Return all of the entries word for word, but omit the pictures they contain.

====== RECORD EXCERPTS

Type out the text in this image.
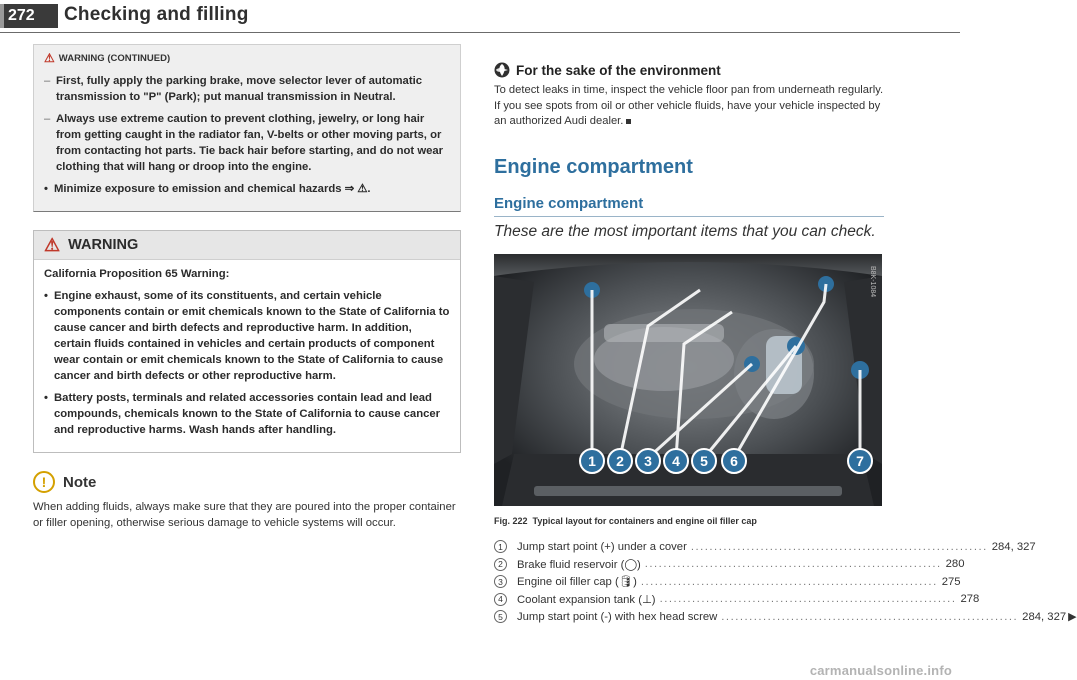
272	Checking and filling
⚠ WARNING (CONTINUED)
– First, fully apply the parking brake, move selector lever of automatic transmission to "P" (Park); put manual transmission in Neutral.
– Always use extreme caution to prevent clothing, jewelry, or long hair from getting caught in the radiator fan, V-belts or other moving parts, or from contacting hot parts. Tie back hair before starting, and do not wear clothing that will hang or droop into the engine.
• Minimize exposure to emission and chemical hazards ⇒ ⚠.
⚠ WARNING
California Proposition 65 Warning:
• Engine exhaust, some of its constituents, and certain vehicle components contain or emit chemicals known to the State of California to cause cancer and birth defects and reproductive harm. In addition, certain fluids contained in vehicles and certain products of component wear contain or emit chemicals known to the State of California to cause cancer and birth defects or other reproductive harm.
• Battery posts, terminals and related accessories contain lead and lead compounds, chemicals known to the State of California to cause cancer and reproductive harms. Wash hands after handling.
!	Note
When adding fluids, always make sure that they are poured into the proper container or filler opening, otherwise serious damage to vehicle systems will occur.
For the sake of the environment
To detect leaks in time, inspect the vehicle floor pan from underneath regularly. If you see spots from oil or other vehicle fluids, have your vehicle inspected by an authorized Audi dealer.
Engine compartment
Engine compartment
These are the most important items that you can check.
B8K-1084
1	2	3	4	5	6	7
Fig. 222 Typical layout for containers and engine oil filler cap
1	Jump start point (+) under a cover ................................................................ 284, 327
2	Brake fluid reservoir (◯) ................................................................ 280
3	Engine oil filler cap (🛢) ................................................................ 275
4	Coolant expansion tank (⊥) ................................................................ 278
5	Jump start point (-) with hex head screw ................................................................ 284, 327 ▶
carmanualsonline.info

============

RESULT OF THE TASK:
Type out the text in this image.
272	Checking and filling
⚠ WARNING (CONTINUED)
– First, fully apply the parking brake, move selector lever of automatic transmission to "P" (Park); put manual transmission in Neutral.
– Always use extreme caution to prevent clothing, jewelry, or long hair from getting caught in the radiator fan, V-belts or other moving parts, or from contacting hot parts. Tie back hair before starting, and do not wear clothing that will hang or droop into the engine.
• Minimize exposure to emission and chemical hazards ⇒ ⚠.
⚠ WARNING
California Proposition 65 Warning:
• Engine exhaust, some of its constituents, and certain vehicle components contain or emit chemicals known to the State of California to cause cancer and birth defects and reproductive harm. In addition, certain fluids contained in vehicles and certain products of component wear contain or emit chemicals known to the State of California to cause cancer and birth defects or other reproductive harm.
• Battery posts, terminals and related accessories contain lead and lead compounds, chemicals known to the State of California to cause cancer and reproductive harms. Wash hands after handling.
!	Note
When adding fluids, always make sure that they are poured into the proper container or filler opening, otherwise serious damage to vehicle systems will occur.
For the sake of the environment
To detect leaks in time, inspect the vehicle floor pan from underneath regularly. If you see spots from oil or other vehicle fluids, have your vehicle inspected by an authorized Audi dealer.
Engine compartment
Engine compartment
These are the most important items that you can check.
B8K-1084
1	2	3	4	5	6	7
Fig. 222 Typical layout for containers and engine oil filler cap
1	Jump start point (+) under a cover ................................................................ 284, 327
2	Brake fluid reservoir (◯) ................................................................ 280
3	Engine oil filler cap (🛢) ................................................................ 275
4	Coolant expansion tank (⊥) ................................................................ 278
5	Jump start point (-) with hex head screw ................................................................ 284, 327 ▶
carmanualsonline.info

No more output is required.